- Tarea solicitada -
Copie literalmente el pasaje del texto sobre Ramón y su venta de café comprendido entre "En cuanto al" y "dice con nostalgia.", ambos inclusive.

Si bien no recuerda con exactitud, Ramón dice que en esa época vendía unos 40 o 50 termos de café por día. Al principio trabajaba solo y el trajín lo obligaba a acostarse a las 12 de la noche y levantarse a las 5. “Hasta que tuve mi propia casa hice esa vida. Después traje a mi mujer y a los chicos y ellos me ayudaban también”.
Ramón tomó dimensión de lo que significaba su trabajo cuando la prensa de todo el país comenzó a posar su atención sobre él, destacando el esfuerzo cotidiano de trasladarse con sus termos bajo cualquier condición climática para llevar café caliente a quienes esperaban su llegada.
En cuanto al éxito de su trabajo, Ramón lo adjudica a su carácter. “Yo tuve mucha suerte porque le caí simpático a la gente. Y soy muy agradecido con toda la ciudad de Río Grande, por todo lo que me dio, pero sobre todo porque cuando tuvimos el problema del trasplante de mi hija estuvieron a nuestro lado. En esos años nos conocíamos todos, era como una familia”, dice con nostalgia.

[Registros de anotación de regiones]

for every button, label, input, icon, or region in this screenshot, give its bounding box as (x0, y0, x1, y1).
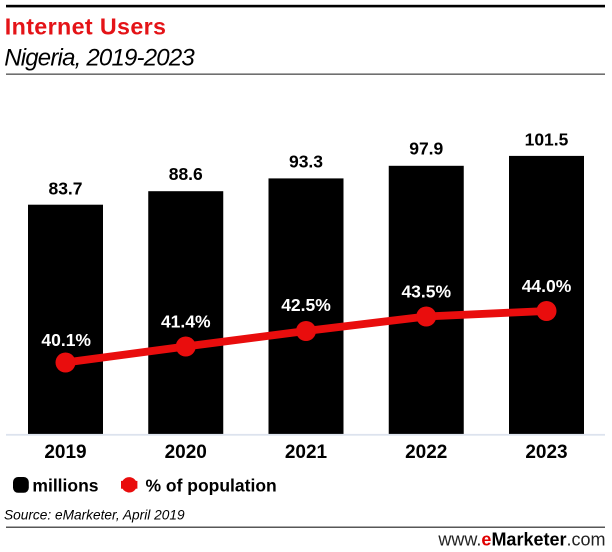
svg-text:% of population: % of population (146, 475, 277, 495)
svg-text:41.4%: 41.4% (161, 312, 211, 332)
svg-text:Internet Users: Internet Users (5, 14, 167, 40)
svg-text:83.7: 83.7 (48, 179, 82, 199)
svg-text:2021: 2021 (285, 442, 328, 463)
svg-text:101.5: 101.5 (525, 129, 569, 149)
svg-text:millions: millions (32, 475, 98, 495)
svg-text:Nigeria, 2019-2023: Nigeria, 2019-2023 (4, 44, 195, 71)
svg-text:97.9: 97.9 (409, 139, 443, 159)
svg-text:88.6: 88.6 (169, 164, 203, 184)
svg-text:2023: 2023 (525, 442, 567, 463)
svg-text:43.5%: 43.5% (401, 282, 451, 302)
svg-text:40.1%: 40.1% (41, 330, 91, 350)
svg-text:2019: 2019 (44, 442, 86, 463)
svg-text:93.3: 93.3 (289, 152, 323, 172)
svg-text:www.eMarketer.com: www.eMarketer.com (437, 529, 605, 549)
svg-text:2020: 2020 (165, 442, 207, 463)
svg-text:Source: eMarketer, April 2019: Source: eMarketer, April 2019 (4, 508, 185, 523)
svg-text:42.5%: 42.5% (281, 295, 331, 315)
svg-text:2022: 2022 (405, 442, 447, 463)
svg-text:44.0%: 44.0% (522, 276, 572, 296)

- Resultado completo -
En cuanto al éxito de su trabajo, Ramón lo adjudica a su carácter. “Yo tuve mucha suerte porque le caí simpático a la gente. Y soy muy agradecido con toda la ciudad de Río Grande, por todo lo que me dio, pero sobre todo porque cuando tuvimos el problema del trasplante de mi hija estuvieron a nuestro lado. En esos años nos conocíamos todos, era como una familia”, dice con nostalgia.